Exercise material:

__________

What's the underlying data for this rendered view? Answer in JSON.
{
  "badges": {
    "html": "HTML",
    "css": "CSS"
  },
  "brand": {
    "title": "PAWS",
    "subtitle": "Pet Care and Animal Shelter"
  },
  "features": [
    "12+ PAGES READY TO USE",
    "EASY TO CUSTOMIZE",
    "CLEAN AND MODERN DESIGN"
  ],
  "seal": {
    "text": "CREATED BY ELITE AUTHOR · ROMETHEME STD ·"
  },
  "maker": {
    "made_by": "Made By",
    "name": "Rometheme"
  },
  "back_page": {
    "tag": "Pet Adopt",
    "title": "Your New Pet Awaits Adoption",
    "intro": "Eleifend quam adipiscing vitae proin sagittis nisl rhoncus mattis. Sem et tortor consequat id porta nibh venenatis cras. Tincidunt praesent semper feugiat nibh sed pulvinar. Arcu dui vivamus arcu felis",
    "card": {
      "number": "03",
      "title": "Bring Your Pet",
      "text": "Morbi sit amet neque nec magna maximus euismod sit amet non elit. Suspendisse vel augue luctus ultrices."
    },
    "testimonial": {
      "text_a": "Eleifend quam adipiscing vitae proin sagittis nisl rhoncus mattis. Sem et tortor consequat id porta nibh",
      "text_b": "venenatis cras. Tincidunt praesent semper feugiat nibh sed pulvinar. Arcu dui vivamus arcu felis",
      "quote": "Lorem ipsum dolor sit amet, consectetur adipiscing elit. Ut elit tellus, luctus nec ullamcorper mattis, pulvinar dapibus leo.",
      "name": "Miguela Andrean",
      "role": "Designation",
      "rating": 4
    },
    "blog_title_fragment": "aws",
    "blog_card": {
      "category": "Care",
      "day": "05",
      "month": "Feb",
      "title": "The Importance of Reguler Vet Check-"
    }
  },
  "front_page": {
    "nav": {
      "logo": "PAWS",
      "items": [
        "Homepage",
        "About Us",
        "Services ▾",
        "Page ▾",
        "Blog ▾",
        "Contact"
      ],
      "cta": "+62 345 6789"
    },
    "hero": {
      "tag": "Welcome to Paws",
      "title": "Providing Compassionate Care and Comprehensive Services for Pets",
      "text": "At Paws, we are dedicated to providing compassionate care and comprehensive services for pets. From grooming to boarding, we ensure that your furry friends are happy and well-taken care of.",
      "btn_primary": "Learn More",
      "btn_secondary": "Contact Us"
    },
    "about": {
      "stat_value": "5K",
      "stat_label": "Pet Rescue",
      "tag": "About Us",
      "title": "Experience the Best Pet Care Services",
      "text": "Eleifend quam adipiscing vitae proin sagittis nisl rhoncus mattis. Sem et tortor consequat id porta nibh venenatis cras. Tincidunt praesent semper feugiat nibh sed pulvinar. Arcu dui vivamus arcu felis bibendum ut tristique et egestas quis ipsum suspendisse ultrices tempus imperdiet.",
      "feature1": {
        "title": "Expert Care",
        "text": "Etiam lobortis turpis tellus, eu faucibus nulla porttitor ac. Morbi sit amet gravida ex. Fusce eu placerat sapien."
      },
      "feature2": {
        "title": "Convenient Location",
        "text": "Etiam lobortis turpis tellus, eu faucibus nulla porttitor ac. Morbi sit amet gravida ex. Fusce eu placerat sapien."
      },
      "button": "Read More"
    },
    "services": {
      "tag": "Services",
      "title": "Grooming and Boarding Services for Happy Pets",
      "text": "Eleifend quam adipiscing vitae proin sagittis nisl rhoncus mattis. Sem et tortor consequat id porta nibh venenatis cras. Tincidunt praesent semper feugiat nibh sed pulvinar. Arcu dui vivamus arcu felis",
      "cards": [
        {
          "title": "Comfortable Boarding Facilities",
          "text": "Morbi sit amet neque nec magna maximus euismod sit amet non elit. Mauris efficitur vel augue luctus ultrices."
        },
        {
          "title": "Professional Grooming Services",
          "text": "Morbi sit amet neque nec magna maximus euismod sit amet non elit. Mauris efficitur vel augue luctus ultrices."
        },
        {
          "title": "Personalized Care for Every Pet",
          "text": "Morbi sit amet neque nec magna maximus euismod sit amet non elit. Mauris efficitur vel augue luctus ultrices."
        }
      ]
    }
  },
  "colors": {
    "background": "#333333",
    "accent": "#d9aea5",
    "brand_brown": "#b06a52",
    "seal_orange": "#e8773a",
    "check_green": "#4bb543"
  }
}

__________

Task requirements: Collect the lines of the records that include the string "name".

Answer:
    "name": "Rometheme"
      "name": "Miguela Andrean",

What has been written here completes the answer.